**Provided entries:**

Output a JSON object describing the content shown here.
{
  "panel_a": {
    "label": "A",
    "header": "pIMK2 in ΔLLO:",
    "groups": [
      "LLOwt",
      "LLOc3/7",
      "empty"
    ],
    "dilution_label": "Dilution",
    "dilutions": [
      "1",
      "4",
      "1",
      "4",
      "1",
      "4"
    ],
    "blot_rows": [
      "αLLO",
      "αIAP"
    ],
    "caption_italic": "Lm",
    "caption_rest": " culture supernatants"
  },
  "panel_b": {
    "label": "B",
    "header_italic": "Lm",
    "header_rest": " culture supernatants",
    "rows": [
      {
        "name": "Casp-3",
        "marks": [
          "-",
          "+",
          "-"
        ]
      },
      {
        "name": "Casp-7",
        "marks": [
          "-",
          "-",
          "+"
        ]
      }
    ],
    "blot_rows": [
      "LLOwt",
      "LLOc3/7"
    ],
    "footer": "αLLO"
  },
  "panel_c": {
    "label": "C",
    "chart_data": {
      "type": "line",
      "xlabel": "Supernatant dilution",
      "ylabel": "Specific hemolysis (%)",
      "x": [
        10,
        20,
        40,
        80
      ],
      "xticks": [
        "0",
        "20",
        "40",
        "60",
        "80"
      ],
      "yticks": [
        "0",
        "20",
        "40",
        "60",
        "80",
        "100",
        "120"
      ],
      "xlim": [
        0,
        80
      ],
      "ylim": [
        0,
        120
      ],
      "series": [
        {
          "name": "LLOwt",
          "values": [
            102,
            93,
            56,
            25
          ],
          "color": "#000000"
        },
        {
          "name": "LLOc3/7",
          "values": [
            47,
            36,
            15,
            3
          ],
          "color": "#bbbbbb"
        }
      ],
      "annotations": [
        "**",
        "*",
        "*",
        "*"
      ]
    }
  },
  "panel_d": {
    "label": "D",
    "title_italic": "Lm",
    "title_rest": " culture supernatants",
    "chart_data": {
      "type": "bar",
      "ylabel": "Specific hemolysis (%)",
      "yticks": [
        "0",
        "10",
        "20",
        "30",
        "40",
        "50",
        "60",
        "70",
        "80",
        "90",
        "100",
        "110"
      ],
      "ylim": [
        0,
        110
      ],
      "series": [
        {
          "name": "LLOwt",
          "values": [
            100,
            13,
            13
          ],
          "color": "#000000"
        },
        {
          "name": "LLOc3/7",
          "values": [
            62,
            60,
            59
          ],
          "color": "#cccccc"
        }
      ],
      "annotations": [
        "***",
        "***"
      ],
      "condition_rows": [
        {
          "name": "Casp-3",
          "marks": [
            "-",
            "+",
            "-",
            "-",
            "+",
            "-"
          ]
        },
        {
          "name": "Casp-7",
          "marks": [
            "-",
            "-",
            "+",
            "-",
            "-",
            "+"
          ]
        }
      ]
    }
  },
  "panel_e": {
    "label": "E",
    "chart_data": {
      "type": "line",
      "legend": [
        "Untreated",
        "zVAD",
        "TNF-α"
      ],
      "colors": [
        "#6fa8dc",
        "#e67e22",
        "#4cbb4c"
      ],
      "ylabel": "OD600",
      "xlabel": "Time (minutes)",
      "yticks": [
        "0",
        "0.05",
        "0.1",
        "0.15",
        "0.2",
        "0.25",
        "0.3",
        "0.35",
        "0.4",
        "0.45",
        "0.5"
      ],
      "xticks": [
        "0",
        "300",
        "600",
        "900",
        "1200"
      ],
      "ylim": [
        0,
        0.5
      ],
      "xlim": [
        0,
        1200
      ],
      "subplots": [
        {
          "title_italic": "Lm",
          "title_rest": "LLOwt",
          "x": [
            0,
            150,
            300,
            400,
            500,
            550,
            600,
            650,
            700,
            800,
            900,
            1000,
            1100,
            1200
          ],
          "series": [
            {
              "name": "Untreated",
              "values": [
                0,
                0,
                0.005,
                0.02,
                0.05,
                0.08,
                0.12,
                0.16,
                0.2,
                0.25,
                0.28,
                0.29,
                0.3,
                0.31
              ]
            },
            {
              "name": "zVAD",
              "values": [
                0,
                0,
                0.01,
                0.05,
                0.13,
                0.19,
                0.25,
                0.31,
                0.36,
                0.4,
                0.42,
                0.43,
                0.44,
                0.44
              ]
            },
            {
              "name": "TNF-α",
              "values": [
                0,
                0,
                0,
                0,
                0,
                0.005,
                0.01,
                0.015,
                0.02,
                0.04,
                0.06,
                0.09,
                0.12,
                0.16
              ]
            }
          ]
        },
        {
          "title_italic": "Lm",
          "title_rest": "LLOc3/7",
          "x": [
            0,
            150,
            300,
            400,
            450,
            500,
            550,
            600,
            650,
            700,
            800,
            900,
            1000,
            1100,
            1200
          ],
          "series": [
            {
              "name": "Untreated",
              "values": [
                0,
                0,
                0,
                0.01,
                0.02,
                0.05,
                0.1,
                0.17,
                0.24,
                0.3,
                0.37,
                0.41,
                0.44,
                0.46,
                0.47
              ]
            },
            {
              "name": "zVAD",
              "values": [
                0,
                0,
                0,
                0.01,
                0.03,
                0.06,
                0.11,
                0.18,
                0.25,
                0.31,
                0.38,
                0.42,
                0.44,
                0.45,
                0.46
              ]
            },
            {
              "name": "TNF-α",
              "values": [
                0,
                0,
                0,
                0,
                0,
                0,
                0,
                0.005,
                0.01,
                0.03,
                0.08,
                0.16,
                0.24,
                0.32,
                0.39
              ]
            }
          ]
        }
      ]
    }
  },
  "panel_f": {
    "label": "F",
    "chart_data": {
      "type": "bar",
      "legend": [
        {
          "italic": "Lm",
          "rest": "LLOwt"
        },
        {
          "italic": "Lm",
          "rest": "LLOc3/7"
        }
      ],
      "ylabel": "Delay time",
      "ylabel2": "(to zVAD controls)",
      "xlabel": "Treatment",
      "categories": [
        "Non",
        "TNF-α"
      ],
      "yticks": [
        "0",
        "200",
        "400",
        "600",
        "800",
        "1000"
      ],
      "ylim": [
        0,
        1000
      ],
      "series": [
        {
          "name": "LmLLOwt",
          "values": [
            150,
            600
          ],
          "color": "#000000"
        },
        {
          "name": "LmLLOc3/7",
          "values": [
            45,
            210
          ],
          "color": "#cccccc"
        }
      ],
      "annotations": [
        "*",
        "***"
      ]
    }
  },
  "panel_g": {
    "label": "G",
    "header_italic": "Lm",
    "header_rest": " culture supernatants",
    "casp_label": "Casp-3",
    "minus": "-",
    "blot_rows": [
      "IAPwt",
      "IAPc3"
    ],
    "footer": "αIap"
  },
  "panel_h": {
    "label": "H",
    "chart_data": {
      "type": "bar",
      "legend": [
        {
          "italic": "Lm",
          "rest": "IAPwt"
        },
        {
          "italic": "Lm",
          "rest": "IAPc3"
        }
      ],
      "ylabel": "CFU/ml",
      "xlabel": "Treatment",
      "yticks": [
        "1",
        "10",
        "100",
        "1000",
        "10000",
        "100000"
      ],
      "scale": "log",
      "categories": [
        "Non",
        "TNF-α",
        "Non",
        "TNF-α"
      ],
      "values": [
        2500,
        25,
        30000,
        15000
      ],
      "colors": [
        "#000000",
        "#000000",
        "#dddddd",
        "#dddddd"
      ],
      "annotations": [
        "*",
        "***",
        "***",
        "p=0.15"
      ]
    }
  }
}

**Problem details:** Extract every entry above as it appears.

**Problem solution:**
Output a JSON object describing the content shown here.
{
  "panel_a": {
    "label": "A",
    "header": "pIMK2 in ΔLLO:",
    "groups": [
      "LLOwt",
      "LLOc3/7",
      "empty"
    ],
    "dilution_label": "Dilution",
    "dilutions": [
      "1",
      "4",
      "1",
      "4",
      "1",
      "4"
    ],
    "blot_rows": [
      "αLLO",
      "αIAP"
    ],
    "caption_italic": "Lm",
    "caption_rest": " culture supernatants"
  },
  "panel_b": {
    "label": "B",
    "header_italic": "Lm",
    "header_rest": " culture supernatants",
    "rows": [
      {
        "name": "Casp-3",
        "marks": [
          "-",
          "+",
          "-"
        ]
      },
      {
        "name": "Casp-7",
        "marks": [
          "-",
          "-",
          "+"
        ]
      }
    ],
    "blot_rows": [
      "LLOwt",
      "LLOc3/7"
    ],
    "footer": "αLLO"
  },
  "panel_c": {
    "label": "C",
    "chart_data": {
      "type": "line",
      "xlabel": "Supernatant dilution",
      "ylabel": "Specific hemolysis (%)",
      "x": [
        10,
        20,
        40,
        80
      ],
      "xticks": [
        "0",
        "20",
        "40",
        "60",
        "80"
      ],
      "yticks": [
        "0",
        "20",
        "40",
        "60",
        "80",
        "100",
        "120"
      ],
      "xlim": [
        0,
        80
      ],
      "ylim": [
        0,
        120
      ],
      "series": [
        {
          "name": "LLOwt",
          "values": [
            102,
            93,
            56,
            25
          ],
          "color": "#000000"
        },
        {
          "name": "LLOc3/7",
          "values": [
            47,
            36,
            15,
            3
          ],
          "color": "#bbbbbb"
        }
      ],
      "annotations": [
        "**",
        "*",
        "*",
        "*"
      ]
    }
  },
  "panel_d": {
    "label": "D",
    "title_italic": "Lm",
    "title_rest": " culture supernatants",
    "chart_data": {
      "type": "bar",
      "ylabel": "Specific hemolysis (%)",
      "yticks": [
        "0",
        "10",
        "20",
        "30",
        "40",
        "50",
        "60",
        "70",
        "80",
        "90",
        "100",
        "110"
      ],
      "ylim": [
        0,
        110
      ],
      "series": [
        {
          "name": "LLOwt",
          "values": [
            100,
            13,
            13
          ],
          "color": "#000000"
        },
        {
          "name": "LLOc3/7",
          "values": [
            62,
            60,
            59
          ],
          "color": "#cccccc"
        }
      ],
      "annotations": [
        "***",
        "***"
      ],
      "condition_rows": [
        {
          "name": "Casp-3",
          "marks": [
            "-",
            "+",
            "-",
            "-",
            "+",
            "-"
          ]
        },
        {
          "name": "Casp-7",
          "marks": [
            "-",
            "-",
            "+",
            "-",
            "-",
            "+"
          ]
        }
      ]
    }
  },
  "panel_e": {
    "label": "E",
    "chart_data": {
      "type": "line",
      "legend": [
        "Untreated",
        "zVAD",
        "TNF-α"
      ],
      "colors": [
        "#6fa8dc",
        "#e67e22",
        "#4cbb4c"
      ],
      "ylabel": "OD600",
      "xlabel": "Time (minutes)",
      "yticks": [
        "0",
        "0.05",
        "0.1",
        "0.15",
        "0.2",
        "0.25",
        "0.3",
        "0.35",
        "0.4",
        "0.45",
        "0.5"
      ],
      "xticks": [
        "0",
        "300",
        "600",
        "900",
        "1200"
      ],
      "ylim": [
        0,
        0.5
      ],
      "xlim": [
        0,
        1200
      ],
      "subplots": [
        {
          "title_italic": "Lm",
          "title_rest": "LLOwt",
          "x": [
            0,
            150,
            300,
            400,
            500,
            550,
            600,
            650,
            700,
            800,
            900,
            1000,
            1100,
            1200
          ],
          "series": [
            {
              "name": "Untreated",
              "values": [
                0,
                0,
                0.005,
                0.02,
                0.05,
                0.08,
                0.12,
                0.16,
                0.2,
                0.25,
                0.28,
                0.29,
                0.3,
                0.31
              ]
            },
            {
              "name": "zVAD",
              "values": [
                0,
                0,
                0.01,
                0.05,
                0.13,
                0.19,
                0.25,
                0.31,
                0.36,
                0.4,
                0.42,
                0.43,
                0.44,
                0.44
              ]
            },
            {
              "name": "TNF-α",
              "values": [
                0,
                0,
                0,
                0,
                0,
                0.005,
                0.01,
                0.015,
                0.02,
                0.04,
                0.06,
                0.09,
                0.12,
                0.16
              ]
            }
          ]
        },
        {
          "title_italic": "Lm",
          "title_rest": "LLOc3/7",
          "x": [
            0,
            150,
            300,
            400,
            450,
            500,
            550,
            600,
            650,
            700,
            800,
            900,
            1000,
            1100,
            1200
          ],
          "series": [
            {
              "name": "Untreated",
              "values": [
                0,
                0,
                0,
                0.01,
                0.02,
                0.05,
                0.1,
                0.17,
                0.24,
                0.3,
                0.37,
                0.41,
                0.44,
                0.46,
                0.47
              ]
            },
            {
              "name": "zVAD",
              "values": [
                0,
                0,
                0,
                0.01,
                0.03,
                0.06,
                0.11,
                0.18,
                0.25,
                0.31,
                0.38,
                0.42,
                0.44,
                0.45,
                0.46
              ]
            },
            {
              "name": "TNF-α",
              "values": [
                0,
                0,
                0,
                0,
                0,
                0,
                0,
                0.005,
                0.01,
                0.03,
                0.08,
                0.16,
                0.24,
                0.32,
                0.39
              ]
            }
          ]
        }
      ]
    }
  },
  "panel_f": {
    "label": "F",
    "chart_data": {
      "type": "bar",
      "legend": [
        {
          "italic": "Lm",
          "rest": "LLOwt"
        },
        {
          "italic": "Lm",
          "rest": "LLOc3/7"
        }
      ],
      "ylabel": "Delay time",
      "ylabel2": "(to zVAD controls)",
      "xlabel": "Treatment",
      "categories": [
        "Non",
        "TNF-α"
      ],
      "yticks": [
        "0",
        "200",
        "400",
        "600",
        "800",
        "1000"
      ],
      "ylim": [
        0,
        1000
      ],
      "series": [
        {
          "name": "LmLLOwt",
          "values": [
            150,
            600
          ],
          "color": "#000000"
        },
        {
          "name": "LmLLOc3/7",
          "values": [
            45,
            210
          ],
          "color": "#cccccc"
        }
      ],
      "annotations": [
        "*",
        "***"
      ]
    }
  },
  "panel_g": {
    "label": "G",
    "header_italic": "Lm",
    "header_rest": " culture supernatants",
    "casp_label": "Casp-3",
    "minus": "-",
    "blot_rows": [
      "IAPwt",
      "IAPc3"
    ],
    "footer": "αIap"
  },
  "panel_h": {
    "label": "H",
    "chart_data": {
      "type": "bar",
      "legend": [
        {
          "italic": "Lm",
          "rest": "IAPwt"
        },
        {
          "italic": "Lm",
          "rest": "IAPc3"
        }
      ],
      "ylabel": "CFU/ml",
      "xlabel": "Treatment",
      "yticks": [
        "1",
        "10",
        "100",
        "1000",
        "10000",
        "100000"
      ],
      "scale": "log",
      "categories": [
        "Non",
        "TNF-α",
        "Non",
        "TNF-α"
      ],
      "values": [
        2500,
        25,
        30000,
        15000
      ],
      "colors": [
        "#000000",
        "#000000",
        "#dddddd",
        "#dddddd"
      ],
      "annotations": [
        "*",
        "***",
        "***",
        "p=0.15"
      ]
    }
  }
}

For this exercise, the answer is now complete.